## TASK INSTRUCTIONS
Pull out every line from the listing that has the word "action".
####
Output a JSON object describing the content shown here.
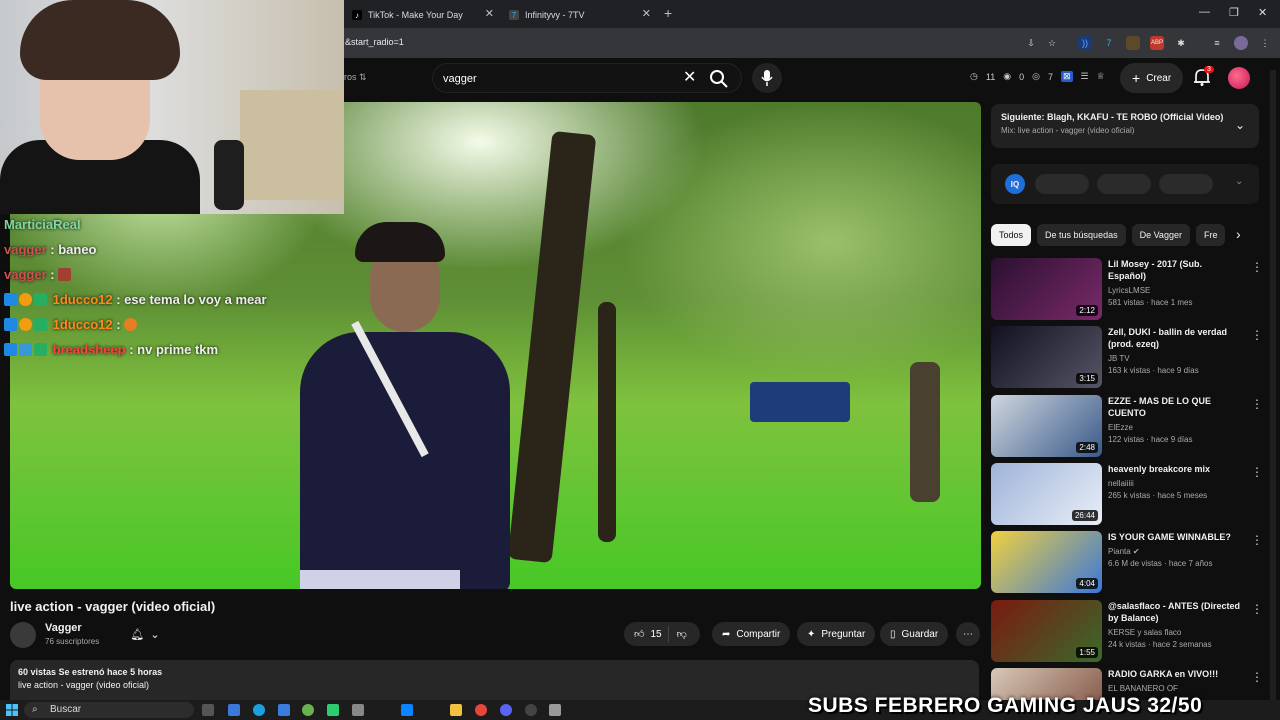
{
  "browser": {
    "tabs": [
      {
        "label": "TikTok - Make Your Day",
        "icon": "tiktok-icon"
      },
      {
        "label": "Infinityvy - 7TV",
        "icon": "7tv-icon"
      }
    ],
    "url": "&start_radio=1"
  },
  "header": {
    "filters_label": "ros",
    "search_value": "vagger",
    "stats": [
      "11",
      "0",
      "7"
    ],
    "create_label": "Crear",
    "notif_count": "3"
  },
  "chat": [
    {
      "user": "MarticiaReal",
      "text": ""
    },
    {
      "user": "vagger",
      "text": ": baneo"
    },
    {
      "user": "vagger",
      "text": ":"
    },
    {
      "user": "1ducco12",
      "text": ": ese tema lo voy a mear"
    },
    {
      "user": "1ducco12",
      "text": ":"
    },
    {
      "user": "breadsheep",
      "text": ": nv prime tkm"
    }
  ],
  "video": {
    "title": "live action - vagger (video oficial)",
    "channel": "Vagger",
    "subs": "76 suscriptores",
    "likes": "15",
    "share_label": "Compartir",
    "ask_label": "Preguntar",
    "save_label": "Guardar",
    "desc_line1": "60 vistas  Se estrenó hace 5 horas",
    "desc_line2": "live action - vagger (video oficial)"
  },
  "next": {
    "title": "Siguiente: Blagh, KKAFU - TE ROBO (Official Video)",
    "subtitle": "Mix: live action - vagger (video oficial)"
  },
  "iq_label": "IQ",
  "chips": [
    "Todos",
    "De tus búsquedas",
    "De Vagger",
    "Fre"
  ],
  "recommendations": [
    {
      "title": "Lil Mosey - 2017 (Sub. Español)",
      "channel": "LyricsLMSE",
      "meta": "581 vistas · hace 1 mes",
      "duration": "2:12",
      "c1": "#2a1030",
      "c2": "#7a2a6a"
    },
    {
      "title": "Zell, DUKI - ballin de verdad (prod. ezeq)",
      "channel": "JB TV",
      "meta": "163 k vistas · hace 9 días",
      "duration": "3:15",
      "c1": "#111122",
      "c2": "#556"
    },
    {
      "title": "EZZE - MAS DE LO QUE CUENTO",
      "channel": "ElEzze",
      "meta": "122 vistas · hace 9 días",
      "duration": "2:48",
      "c1": "#cfd6de",
      "c2": "#3a5a8a"
    },
    {
      "title": "heavenly breakcore mix",
      "channel": "nellaiiiii",
      "meta": "265 k vistas · hace 5 meses",
      "duration": "26:44",
      "c1": "#9fb4d8",
      "c2": "#e8eef8"
    },
    {
      "title": "IS YOUR GAME WINNABLE?",
      "channel": "Pianta",
      "meta": "6.6 M de vistas · hace 7 años",
      "duration": "4:04",
      "c1": "#f0d040",
      "c2": "#3a78d8"
    },
    {
      "title": "@salasflaco - ANTES (Directed by Balance)",
      "channel": "KERSE y salas flaco",
      "meta": "24 k vistas · hace 2 semanas",
      "duration": "1:55",
      "c1": "#7a1a10",
      "c2": "#3a6a2a"
    },
    {
      "title": "RADIO GARKA en VIVO!!!",
      "channel": "EL BANANERO OF",
      "meta": "",
      "duration": "",
      "c1": "#d8c8b8",
      "c2": "#7a4a3a"
    }
  ],
  "taskbar": {
    "search_label": "Buscar"
  },
  "overlay_banner": "SUBS FEBRERO GAMING JAUS 32/50"
}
####
## FINAL RESULT
    "title": "live action - vagger (video oficial)",
    "desc_line2": "live action - vagger (video oficial)"
    "subtitle": "Mix: live action - vagger (video oficial)"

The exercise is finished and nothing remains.